-- Exercise aim --
In the data below, find every line with the string "Transcribe" and pull it out.

[Excerpt from a dataset]

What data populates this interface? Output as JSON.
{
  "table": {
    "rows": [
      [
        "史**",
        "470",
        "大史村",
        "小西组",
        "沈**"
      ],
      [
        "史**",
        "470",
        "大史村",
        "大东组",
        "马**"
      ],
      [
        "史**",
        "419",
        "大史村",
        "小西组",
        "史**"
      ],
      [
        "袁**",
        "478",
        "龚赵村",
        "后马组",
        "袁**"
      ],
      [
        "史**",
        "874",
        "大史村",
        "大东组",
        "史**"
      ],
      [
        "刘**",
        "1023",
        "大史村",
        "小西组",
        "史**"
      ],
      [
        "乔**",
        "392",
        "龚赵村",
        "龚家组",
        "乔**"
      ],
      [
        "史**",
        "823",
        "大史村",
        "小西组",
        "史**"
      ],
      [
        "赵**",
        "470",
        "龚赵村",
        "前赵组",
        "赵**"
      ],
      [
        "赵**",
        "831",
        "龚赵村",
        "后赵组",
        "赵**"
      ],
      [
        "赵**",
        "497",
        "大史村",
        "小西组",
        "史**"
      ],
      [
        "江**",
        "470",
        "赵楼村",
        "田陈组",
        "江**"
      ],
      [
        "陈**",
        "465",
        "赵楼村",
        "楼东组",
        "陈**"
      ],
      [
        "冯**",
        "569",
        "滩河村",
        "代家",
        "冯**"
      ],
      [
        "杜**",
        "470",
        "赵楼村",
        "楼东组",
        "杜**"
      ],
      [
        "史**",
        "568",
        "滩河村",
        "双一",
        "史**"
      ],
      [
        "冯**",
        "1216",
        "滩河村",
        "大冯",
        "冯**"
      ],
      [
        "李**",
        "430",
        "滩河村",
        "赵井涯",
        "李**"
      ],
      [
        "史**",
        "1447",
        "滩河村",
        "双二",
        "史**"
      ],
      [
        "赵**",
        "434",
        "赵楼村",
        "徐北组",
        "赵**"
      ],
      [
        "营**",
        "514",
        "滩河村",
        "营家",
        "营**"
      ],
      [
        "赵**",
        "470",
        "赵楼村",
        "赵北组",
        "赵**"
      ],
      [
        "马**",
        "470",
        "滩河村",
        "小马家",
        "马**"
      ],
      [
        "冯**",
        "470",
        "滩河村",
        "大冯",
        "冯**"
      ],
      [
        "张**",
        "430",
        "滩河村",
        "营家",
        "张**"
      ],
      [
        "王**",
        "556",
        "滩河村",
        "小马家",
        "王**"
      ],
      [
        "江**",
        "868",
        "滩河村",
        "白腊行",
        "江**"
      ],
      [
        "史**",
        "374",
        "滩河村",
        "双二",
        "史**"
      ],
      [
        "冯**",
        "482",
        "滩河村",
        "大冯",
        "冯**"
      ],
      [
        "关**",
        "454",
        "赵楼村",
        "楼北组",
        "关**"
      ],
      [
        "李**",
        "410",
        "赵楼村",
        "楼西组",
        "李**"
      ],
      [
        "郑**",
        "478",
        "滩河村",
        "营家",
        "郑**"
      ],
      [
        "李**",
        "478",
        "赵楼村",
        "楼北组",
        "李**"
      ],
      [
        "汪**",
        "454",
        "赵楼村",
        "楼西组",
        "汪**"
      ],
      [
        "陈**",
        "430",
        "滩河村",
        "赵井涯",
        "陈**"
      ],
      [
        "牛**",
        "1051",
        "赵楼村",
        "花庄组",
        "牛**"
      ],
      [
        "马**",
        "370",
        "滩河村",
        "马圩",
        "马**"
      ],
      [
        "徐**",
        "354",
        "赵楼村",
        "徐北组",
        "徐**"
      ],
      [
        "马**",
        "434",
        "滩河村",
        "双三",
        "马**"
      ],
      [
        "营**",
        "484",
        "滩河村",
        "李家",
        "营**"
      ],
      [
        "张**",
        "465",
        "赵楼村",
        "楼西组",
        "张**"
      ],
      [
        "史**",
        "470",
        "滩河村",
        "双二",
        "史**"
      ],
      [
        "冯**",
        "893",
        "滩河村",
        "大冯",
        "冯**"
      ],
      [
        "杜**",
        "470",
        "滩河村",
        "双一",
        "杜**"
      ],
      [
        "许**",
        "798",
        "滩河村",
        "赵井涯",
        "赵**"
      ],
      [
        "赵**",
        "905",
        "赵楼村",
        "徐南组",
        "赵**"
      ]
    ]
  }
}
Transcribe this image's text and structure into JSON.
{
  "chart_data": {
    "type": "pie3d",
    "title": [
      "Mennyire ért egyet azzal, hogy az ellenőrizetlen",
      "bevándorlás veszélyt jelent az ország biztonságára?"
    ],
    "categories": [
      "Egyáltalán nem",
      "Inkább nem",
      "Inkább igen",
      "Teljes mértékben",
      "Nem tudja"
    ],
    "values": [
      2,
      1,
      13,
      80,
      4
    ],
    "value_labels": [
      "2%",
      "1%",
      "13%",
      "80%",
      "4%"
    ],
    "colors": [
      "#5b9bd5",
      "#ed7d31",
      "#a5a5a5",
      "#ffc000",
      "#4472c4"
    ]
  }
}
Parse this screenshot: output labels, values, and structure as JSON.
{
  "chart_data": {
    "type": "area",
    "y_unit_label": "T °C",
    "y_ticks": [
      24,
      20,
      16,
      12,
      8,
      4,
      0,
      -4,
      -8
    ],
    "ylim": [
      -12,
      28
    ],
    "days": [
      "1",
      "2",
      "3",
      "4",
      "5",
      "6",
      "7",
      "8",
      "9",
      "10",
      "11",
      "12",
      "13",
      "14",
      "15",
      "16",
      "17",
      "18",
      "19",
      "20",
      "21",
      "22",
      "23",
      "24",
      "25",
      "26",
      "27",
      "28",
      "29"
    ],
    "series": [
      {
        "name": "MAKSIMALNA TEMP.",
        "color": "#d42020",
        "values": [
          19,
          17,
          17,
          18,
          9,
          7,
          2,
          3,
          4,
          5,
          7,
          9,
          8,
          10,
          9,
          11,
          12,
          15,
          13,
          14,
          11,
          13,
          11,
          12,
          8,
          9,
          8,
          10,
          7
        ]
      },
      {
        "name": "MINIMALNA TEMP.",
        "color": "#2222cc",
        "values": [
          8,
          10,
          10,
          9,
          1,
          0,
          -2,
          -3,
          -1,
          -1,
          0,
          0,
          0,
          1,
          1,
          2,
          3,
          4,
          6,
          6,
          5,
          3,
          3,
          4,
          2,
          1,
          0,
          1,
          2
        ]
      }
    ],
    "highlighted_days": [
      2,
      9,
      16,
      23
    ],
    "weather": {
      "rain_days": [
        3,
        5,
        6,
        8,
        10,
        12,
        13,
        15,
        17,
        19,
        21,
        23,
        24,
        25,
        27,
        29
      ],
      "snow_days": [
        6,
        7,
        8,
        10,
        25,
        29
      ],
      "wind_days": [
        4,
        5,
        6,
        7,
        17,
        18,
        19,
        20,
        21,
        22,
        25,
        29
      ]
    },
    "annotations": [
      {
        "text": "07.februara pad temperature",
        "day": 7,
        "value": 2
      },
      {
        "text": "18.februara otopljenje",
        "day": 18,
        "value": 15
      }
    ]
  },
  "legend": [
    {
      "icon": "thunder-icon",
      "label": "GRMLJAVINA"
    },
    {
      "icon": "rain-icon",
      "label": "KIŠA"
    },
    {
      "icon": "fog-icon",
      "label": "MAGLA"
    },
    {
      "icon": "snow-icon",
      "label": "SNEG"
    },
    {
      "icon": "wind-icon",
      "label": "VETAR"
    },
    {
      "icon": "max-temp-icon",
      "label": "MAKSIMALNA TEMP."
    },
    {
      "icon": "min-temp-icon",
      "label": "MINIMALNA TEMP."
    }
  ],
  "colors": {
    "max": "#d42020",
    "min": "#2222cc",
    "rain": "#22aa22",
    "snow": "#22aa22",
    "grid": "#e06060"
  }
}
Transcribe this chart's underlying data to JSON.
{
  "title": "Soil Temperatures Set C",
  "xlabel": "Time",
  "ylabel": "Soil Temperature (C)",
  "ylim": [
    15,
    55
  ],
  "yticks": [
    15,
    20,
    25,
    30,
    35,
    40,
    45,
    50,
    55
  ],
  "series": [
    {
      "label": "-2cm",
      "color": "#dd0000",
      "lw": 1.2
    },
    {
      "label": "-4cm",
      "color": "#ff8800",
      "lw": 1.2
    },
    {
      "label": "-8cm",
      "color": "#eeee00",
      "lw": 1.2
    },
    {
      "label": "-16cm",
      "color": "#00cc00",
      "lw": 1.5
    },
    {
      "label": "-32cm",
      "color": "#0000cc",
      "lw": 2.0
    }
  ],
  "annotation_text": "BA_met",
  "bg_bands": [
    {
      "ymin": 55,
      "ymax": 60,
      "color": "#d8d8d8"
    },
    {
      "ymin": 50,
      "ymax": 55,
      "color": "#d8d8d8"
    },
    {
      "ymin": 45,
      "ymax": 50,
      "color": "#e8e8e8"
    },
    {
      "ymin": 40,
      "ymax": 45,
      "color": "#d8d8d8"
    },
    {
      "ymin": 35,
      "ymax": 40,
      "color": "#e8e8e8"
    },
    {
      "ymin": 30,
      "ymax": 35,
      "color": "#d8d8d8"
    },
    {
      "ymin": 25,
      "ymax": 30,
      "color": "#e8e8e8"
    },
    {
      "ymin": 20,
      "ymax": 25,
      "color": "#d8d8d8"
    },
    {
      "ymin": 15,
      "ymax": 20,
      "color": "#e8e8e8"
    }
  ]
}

-- Task output --
Transcribe this image's text and structure into JSON.
Transcribe this chart's underlying data to JSON.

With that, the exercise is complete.